● Set problem
Each entry below must be repeated exactly, with pictures left out.
··· Material for the task ···
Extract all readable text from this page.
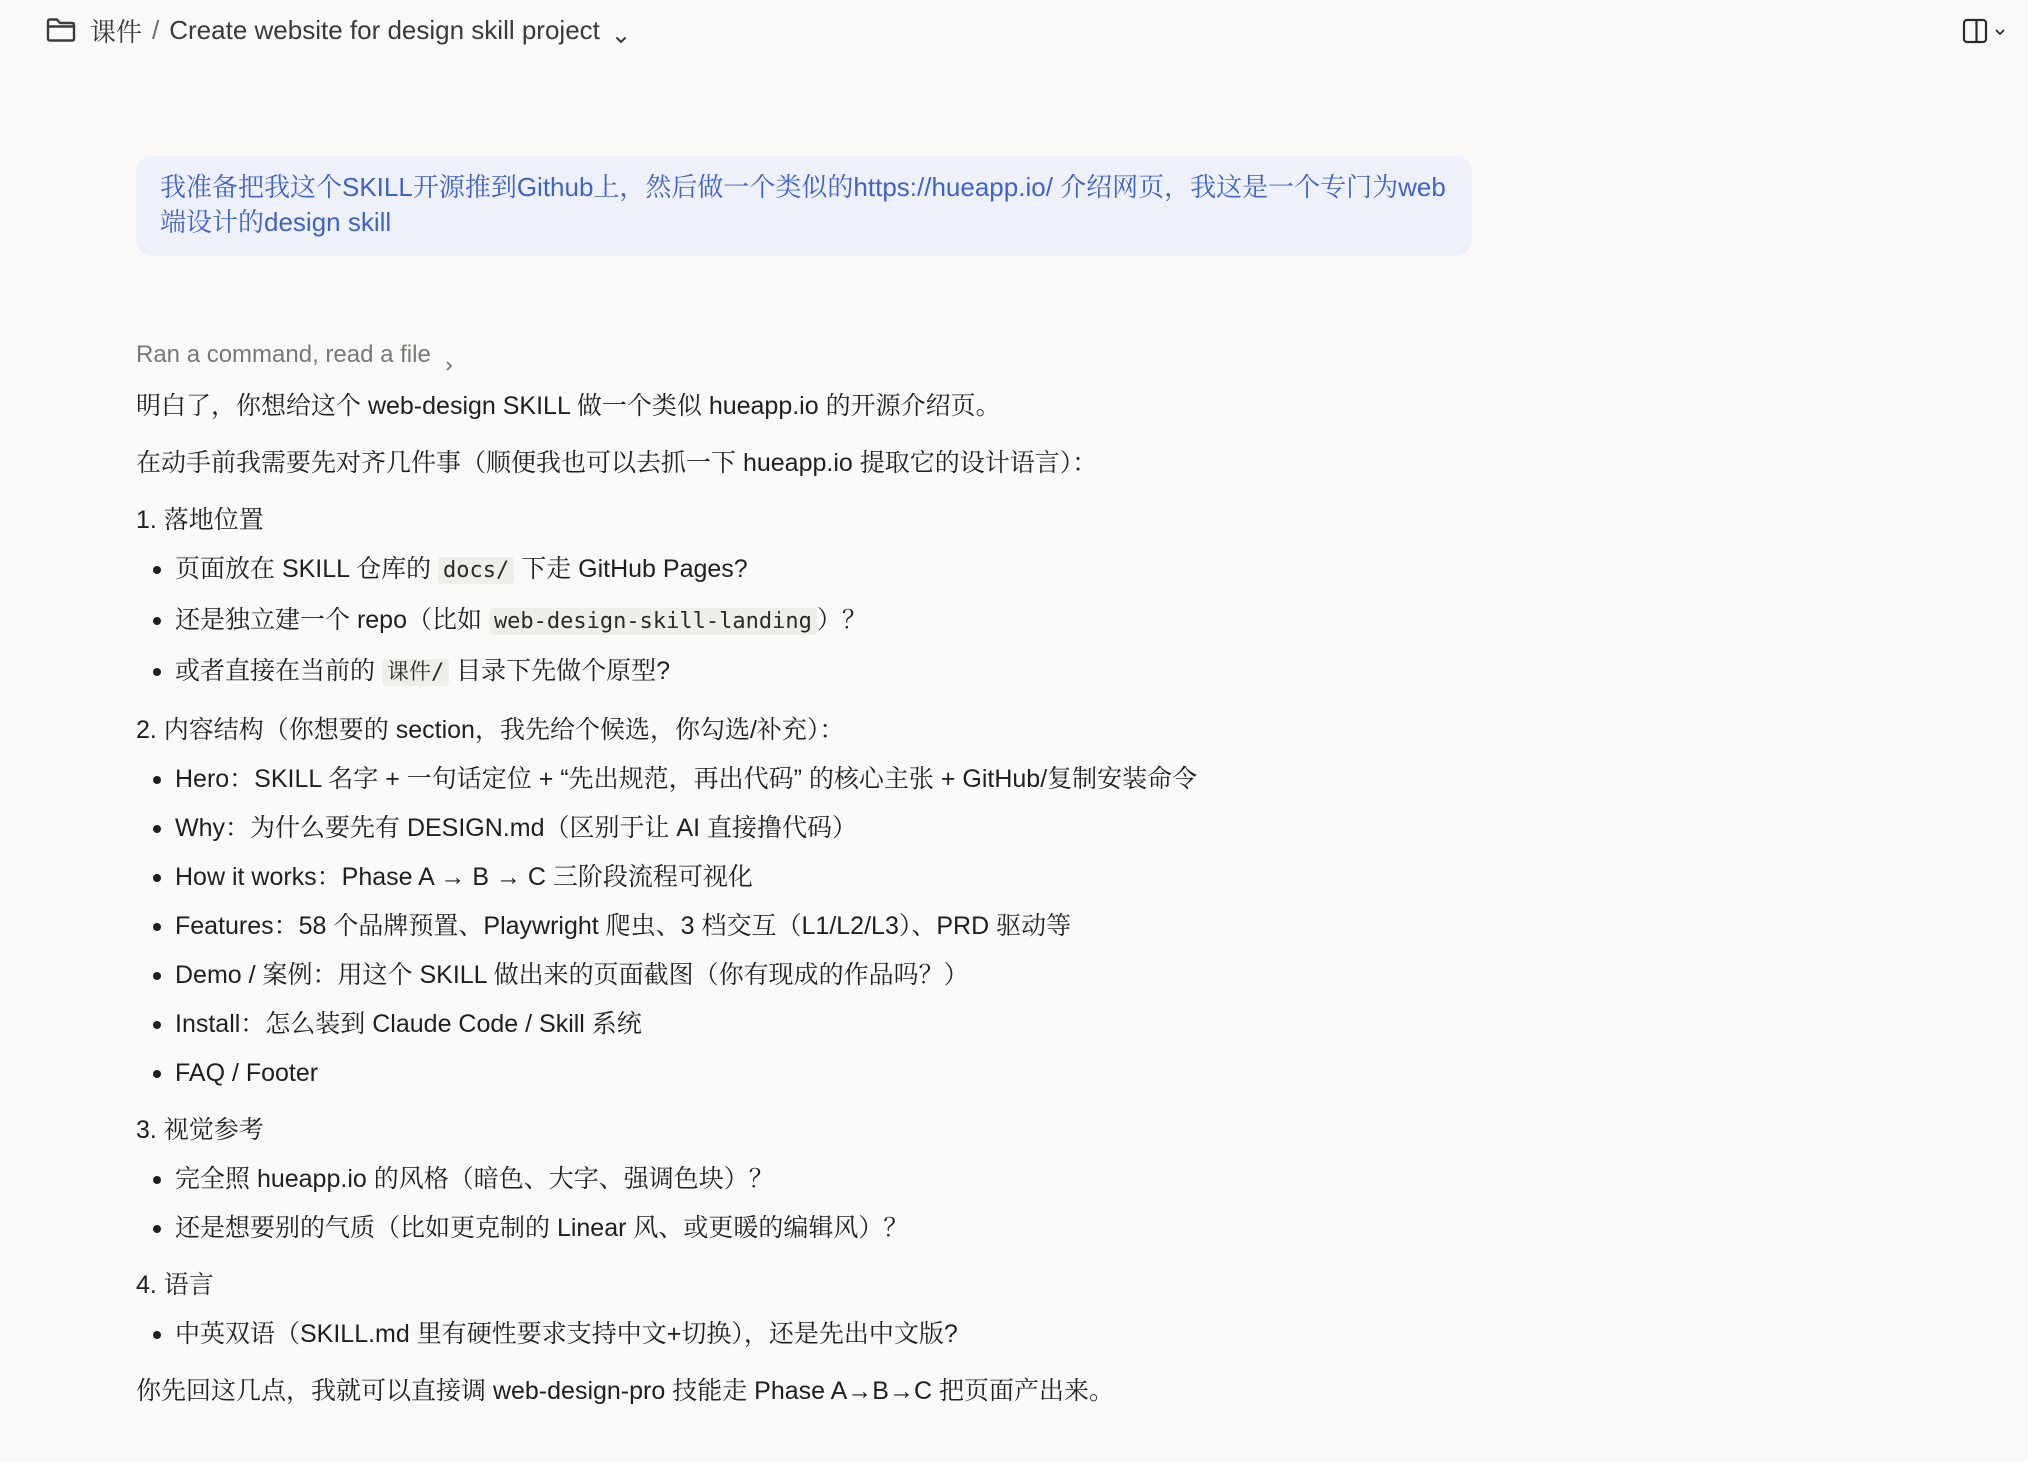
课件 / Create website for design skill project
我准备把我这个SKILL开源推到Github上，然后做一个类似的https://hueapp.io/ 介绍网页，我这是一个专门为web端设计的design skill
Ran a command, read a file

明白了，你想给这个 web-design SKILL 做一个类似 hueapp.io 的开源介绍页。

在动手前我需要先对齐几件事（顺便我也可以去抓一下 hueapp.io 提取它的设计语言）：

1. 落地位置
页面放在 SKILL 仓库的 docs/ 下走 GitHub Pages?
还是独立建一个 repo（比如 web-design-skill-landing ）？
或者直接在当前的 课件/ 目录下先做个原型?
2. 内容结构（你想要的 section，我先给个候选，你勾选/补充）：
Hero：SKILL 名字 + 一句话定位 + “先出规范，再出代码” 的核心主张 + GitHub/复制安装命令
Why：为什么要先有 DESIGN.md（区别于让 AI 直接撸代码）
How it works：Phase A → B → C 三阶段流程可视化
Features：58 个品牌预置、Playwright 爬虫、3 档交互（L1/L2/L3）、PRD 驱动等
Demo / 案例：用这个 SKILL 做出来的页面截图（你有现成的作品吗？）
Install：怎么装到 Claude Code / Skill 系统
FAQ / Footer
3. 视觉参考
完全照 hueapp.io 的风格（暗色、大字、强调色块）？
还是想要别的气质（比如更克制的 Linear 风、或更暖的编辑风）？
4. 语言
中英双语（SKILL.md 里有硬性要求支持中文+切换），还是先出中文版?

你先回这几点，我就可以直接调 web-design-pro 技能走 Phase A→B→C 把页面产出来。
···
● Correct answer
Extract all readable text from this page.
课件 / Create website for design skill project
我准备把我这个SKILL开源推到Github上，然后做一个类似的https://hueapp.io/ 介绍网页，我这是一个专门为web端设计的design skill
Ran a command, read a file

明白了，你想给这个 web-design SKILL 做一个类似 hueapp.io 的开源介绍页。

在动手前我需要先对齐几件事（顺便我也可以去抓一下 hueapp.io 提取它的设计语言）：

1. 落地位置
页面放在 SKILL 仓库的 docs/ 下走 GitHub Pages?
还是独立建一个 repo（比如 web-design-skill-landing ）？
或者直接在当前的 课件/ 目录下先做个原型?
2. 内容结构（你想要的 section，我先给个候选，你勾选/补充）：
Hero：SKILL 名字 + 一句话定位 + “先出规范，再出代码” 的核心主张 + GitHub/复制安装命令
Why：为什么要先有 DESIGN.md（区别于让 AI 直接撸代码）
How it works：Phase A → B → C 三阶段流程可视化
Features：58 个品牌预置、Playwright 爬虫、3 档交互（L1/L2/L3）、PRD 驱动等
Demo / 案例：用这个 SKILL 做出来的页面截图（你有现成的作品吗？）
Install：怎么装到 Claude Code / Skill 系统
FAQ / Footer
3. 视觉参考
完全照 hueapp.io 的风格（暗色、大字、强调色块）？
还是想要别的气质（比如更克制的 Linear 风、或更暖的编辑风）？
4. 语言
中英双语（SKILL.md 里有硬性要求支持中文+切换），还是先出中文版?

你先回这几点，我就可以直接调 web-design-pro 技能走 Phase A→B→C 把页面产出来。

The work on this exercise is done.